ENTRIES SHOWN:
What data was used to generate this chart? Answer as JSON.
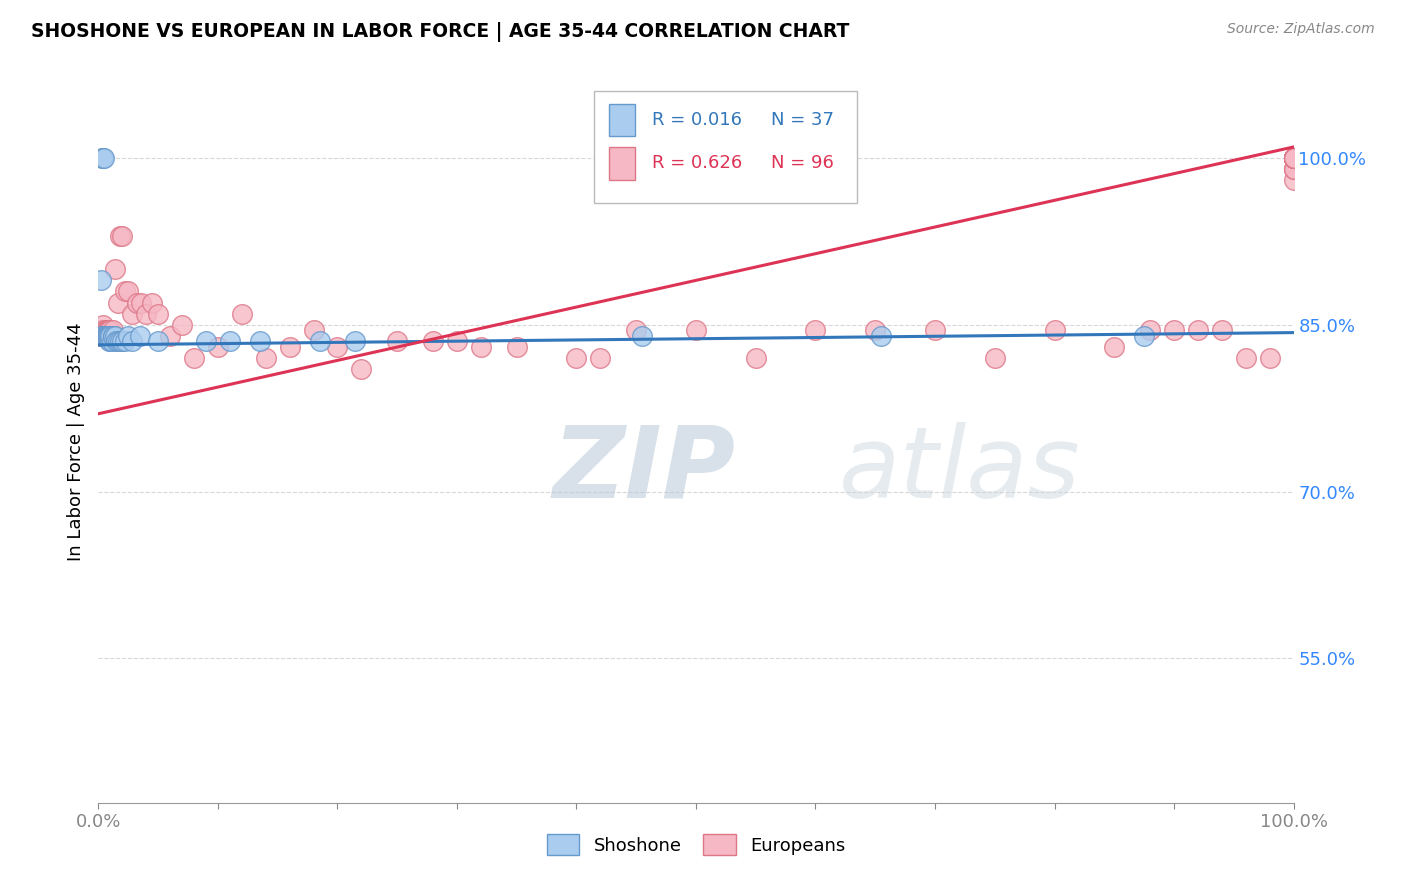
{
  "title": "SHOSHONE VS EUROPEAN IN LABOR FORCE | AGE 35-44 CORRELATION CHART",
  "source": "Source: ZipAtlas.com",
  "ylabel": "In Labor Force | Age 35-44",
  "xlim": [
    0.0,
    1.0
  ],
  "ylim": [
    0.42,
    1.07
  ],
  "x_ticks": [
    0.0,
    0.1,
    0.2,
    0.3,
    0.4,
    0.5,
    0.6,
    0.7,
    0.8,
    0.9,
    1.0
  ],
  "x_tick_labels": [
    "0.0%",
    "",
    "",
    "",
    "",
    "",
    "",
    "",
    "",
    "",
    "100.0%"
  ],
  "y_tick_positions": [
    0.55,
    0.7,
    0.85,
    1.0
  ],
  "y_tick_labels": [
    "55.0%",
    "70.0%",
    "85.0%",
    "100.0%"
  ],
  "background_color": "#ffffff",
  "grid_color": "#d8d8d8",
  "watermark_text": "ZIPatlas",
  "watermark_color": "#cdd9e5",
  "shoshone_color": "#aaccee",
  "shoshone_edge": "#6699cc",
  "europeans_color": "#f5b8c4",
  "europeans_edge": "#dd7788",
  "trend_shoshone_color": "#3377bb",
  "trend_europeans_color": "#dd3355",
  "trend_shoshone_x0": 0.0,
  "trend_shoshone_y0": 0.832,
  "trend_shoshone_x1": 1.0,
  "trend_shoshone_y1": 0.843,
  "trend_europeans_x0": 0.0,
  "trend_europeans_y0": 0.77,
  "trend_europeans_x1": 1.0,
  "trend_europeans_y1": 1.01,
  "shoshone_x": [
    0.002,
    0.003,
    0.003,
    0.004,
    0.004,
    0.005,
    0.005,
    0.005,
    0.006,
    0.006,
    0.007,
    0.007,
    0.008,
    0.008,
    0.009,
    0.009,
    0.01,
    0.01,
    0.011,
    0.012,
    0.012,
    0.014,
    0.015,
    0.016,
    0.018,
    0.02,
    0.022,
    0.025,
    0.028,
    0.035,
    0.05,
    0.09,
    0.11,
    0.135,
    0.185,
    0.215,
    0.455,
    0.655,
    0.875
  ],
  "shoshone_y": [
    0.89,
    0.84,
    1.0,
    0.84,
    1.0,
    0.84,
    1.0,
    0.84,
    0.84,
    0.84,
    0.84,
    0.84,
    0.84,
    0.84,
    0.84,
    0.835,
    0.835,
    0.84,
    0.835,
    0.84,
    0.84,
    0.84,
    0.835,
    0.835,
    0.835,
    0.835,
    0.835,
    0.84,
    0.835,
    0.84,
    0.835,
    0.835,
    0.835,
    0.835,
    0.835,
    0.835,
    0.84,
    0.84,
    0.84
  ],
  "europeans_x": [
    0.001,
    0.002,
    0.003,
    0.003,
    0.004,
    0.004,
    0.004,
    0.005,
    0.005,
    0.005,
    0.006,
    0.006,
    0.006,
    0.007,
    0.007,
    0.008,
    0.008,
    0.009,
    0.009,
    0.01,
    0.01,
    0.011,
    0.012,
    0.013,
    0.014,
    0.016,
    0.018,
    0.02,
    0.022,
    0.025,
    0.028,
    0.032,
    0.036,
    0.04,
    0.045,
    0.05,
    0.06,
    0.07,
    0.08,
    0.1,
    0.12,
    0.14,
    0.16,
    0.18,
    0.2,
    0.22,
    0.25,
    0.28,
    0.3,
    0.32,
    0.35,
    0.4,
    0.42,
    0.45,
    0.5,
    0.55,
    0.6,
    0.65,
    0.7,
    0.75,
    0.8,
    0.85,
    0.88,
    0.9,
    0.92,
    0.94,
    0.96,
    0.98,
    1.0,
    1.0,
    1.0,
    1.0,
    1.0,
    1.0,
    1.0,
    1.0,
    1.0,
    1.0,
    1.0,
    1.0,
    1.0,
    1.0,
    1.0,
    1.0,
    1.0,
    1.0,
    1.0,
    1.0,
    1.0,
    1.0,
    1.0,
    1.0,
    1.0,
    1.0,
    1.0,
    1.0
  ],
  "europeans_y": [
    0.84,
    0.845,
    0.84,
    0.84,
    0.84,
    0.845,
    0.85,
    0.84,
    0.84,
    0.845,
    0.84,
    0.845,
    0.84,
    0.84,
    0.845,
    0.84,
    0.845,
    0.84,
    0.845,
    0.845,
    0.84,
    0.84,
    0.845,
    0.84,
    0.9,
    0.87,
    0.93,
    0.93,
    0.88,
    0.88,
    0.86,
    0.87,
    0.87,
    0.86,
    0.87,
    0.86,
    0.84,
    0.85,
    0.82,
    0.83,
    0.86,
    0.82,
    0.83,
    0.845,
    0.83,
    0.81,
    0.835,
    0.835,
    0.835,
    0.83,
    0.83,
    0.82,
    0.82,
    0.845,
    0.845,
    0.82,
    0.845,
    0.845,
    0.845,
    0.82,
    0.845,
    0.83,
    0.845,
    0.845,
    0.845,
    0.845,
    0.82,
    0.82,
    1.0,
    1.0,
    1.0,
    1.0,
    0.99,
    0.98,
    1.0,
    0.99,
    1.0,
    1.0,
    1.0,
    1.0,
    1.0,
    1.0,
    1.0,
    0.99,
    1.0,
    1.0,
    1.0,
    1.0,
    1.0,
    1.0,
    1.0,
    1.0,
    1.0,
    1.0,
    1.0,
    1.0
  ]
}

SHORT EXERCISE: Write out the records above once more, word for word, with no pictures.

FINAL ANSWER:
What data was used to generate this chart? Answer as JSON.
{
  "title": "SHOSHONE VS EUROPEAN IN LABOR FORCE | AGE 35-44 CORRELATION CHART",
  "source": "Source: ZipAtlas.com",
  "ylabel": "In Labor Force | Age 35-44",
  "xlim": [
    0.0,
    1.0
  ],
  "ylim": [
    0.42,
    1.07
  ],
  "x_ticks": [
    0.0,
    0.1,
    0.2,
    0.3,
    0.4,
    0.5,
    0.6,
    0.7,
    0.8,
    0.9,
    1.0
  ],
  "x_tick_labels": [
    "0.0%",
    "",
    "",
    "",
    "",
    "",
    "",
    "",
    "",
    "",
    "100.0%"
  ],
  "y_tick_positions": [
    0.55,
    0.7,
    0.85,
    1.0
  ],
  "y_tick_labels": [
    "55.0%",
    "70.0%",
    "85.0%",
    "100.0%"
  ],
  "background_color": "#ffffff",
  "grid_color": "#d8d8d8",
  "watermark_text": "ZIPatlas",
  "watermark_color": "#cdd9e5",
  "shoshone_color": "#aaccee",
  "shoshone_edge": "#6699cc",
  "europeans_color": "#f5b8c4",
  "europeans_edge": "#dd7788",
  "trend_shoshone_color": "#3377bb",
  "trend_europeans_color": "#dd3355",
  "trend_shoshone_x0": 0.0,
  "trend_shoshone_y0": 0.832,
  "trend_shoshone_x1": 1.0,
  "trend_shoshone_y1": 0.843,
  "trend_europeans_x0": 0.0,
  "trend_europeans_y0": 0.77,
  "trend_europeans_x1": 1.0,
  "trend_europeans_y1": 1.01,
  "shoshone_x": [
    0.002,
    0.003,
    0.003,
    0.004,
    0.004,
    0.005,
    0.005,
    0.005,
    0.006,
    0.006,
    0.007,
    0.007,
    0.008,
    0.008,
    0.009,
    0.009,
    0.01,
    0.01,
    0.011,
    0.012,
    0.012,
    0.014,
    0.015,
    0.016,
    0.018,
    0.02,
    0.022,
    0.025,
    0.028,
    0.035,
    0.05,
    0.09,
    0.11,
    0.135,
    0.185,
    0.215,
    0.455,
    0.655,
    0.875
  ],
  "shoshone_y": [
    0.89,
    0.84,
    1.0,
    0.84,
    1.0,
    0.84,
    1.0,
    0.84,
    0.84,
    0.84,
    0.84,
    0.84,
    0.84,
    0.84,
    0.84,
    0.835,
    0.835,
    0.84,
    0.835,
    0.84,
    0.84,
    0.84,
    0.835,
    0.835,
    0.835,
    0.835,
    0.835,
    0.84,
    0.835,
    0.84,
    0.835,
    0.835,
    0.835,
    0.835,
    0.835,
    0.835,
    0.84,
    0.84,
    0.84
  ],
  "europeans_x": [
    0.001,
    0.002,
    0.003,
    0.003,
    0.004,
    0.004,
    0.004,
    0.005,
    0.005,
    0.005,
    0.006,
    0.006,
    0.006,
    0.007,
    0.007,
    0.008,
    0.008,
    0.009,
    0.009,
    0.01,
    0.01,
    0.011,
    0.012,
    0.013,
    0.014,
    0.016,
    0.018,
    0.02,
    0.022,
    0.025,
    0.028,
    0.032,
    0.036,
    0.04,
    0.045,
    0.05,
    0.06,
    0.07,
    0.08,
    0.1,
    0.12,
    0.14,
    0.16,
    0.18,
    0.2,
    0.22,
    0.25,
    0.28,
    0.3,
    0.32,
    0.35,
    0.4,
    0.42,
    0.45,
    0.5,
    0.55,
    0.6,
    0.65,
    0.7,
    0.75,
    0.8,
    0.85,
    0.88,
    0.9,
    0.92,
    0.94,
    0.96,
    0.98,
    1.0,
    1.0,
    1.0,
    1.0,
    1.0,
    1.0,
    1.0,
    1.0,
    1.0,
    1.0,
    1.0,
    1.0,
    1.0,
    1.0,
    1.0,
    1.0,
    1.0,
    1.0,
    1.0,
    1.0,
    1.0,
    1.0,
    1.0,
    1.0,
    1.0,
    1.0,
    1.0,
    1.0
  ],
  "europeans_y": [
    0.84,
    0.845,
    0.84,
    0.84,
    0.84,
    0.845,
    0.85,
    0.84,
    0.84,
    0.845,
    0.84,
    0.845,
    0.84,
    0.84,
    0.845,
    0.84,
    0.845,
    0.84,
    0.845,
    0.845,
    0.84,
    0.84,
    0.845,
    0.84,
    0.9,
    0.87,
    0.93,
    0.93,
    0.88,
    0.88,
    0.86,
    0.87,
    0.87,
    0.86,
    0.87,
    0.86,
    0.84,
    0.85,
    0.82,
    0.83,
    0.86,
    0.82,
    0.83,
    0.845,
    0.83,
    0.81,
    0.835,
    0.835,
    0.835,
    0.83,
    0.83,
    0.82,
    0.82,
    0.845,
    0.845,
    0.82,
    0.845,
    0.845,
    0.845,
    0.82,
    0.845,
    0.83,
    0.845,
    0.845,
    0.845,
    0.845,
    0.82,
    0.82,
    1.0,
    1.0,
    1.0,
    1.0,
    0.99,
    0.98,
    1.0,
    0.99,
    1.0,
    1.0,
    1.0,
    1.0,
    1.0,
    1.0,
    1.0,
    0.99,
    1.0,
    1.0,
    1.0,
    1.0,
    1.0,
    1.0,
    1.0,
    1.0,
    1.0,
    1.0,
    1.0,
    1.0
  ]
}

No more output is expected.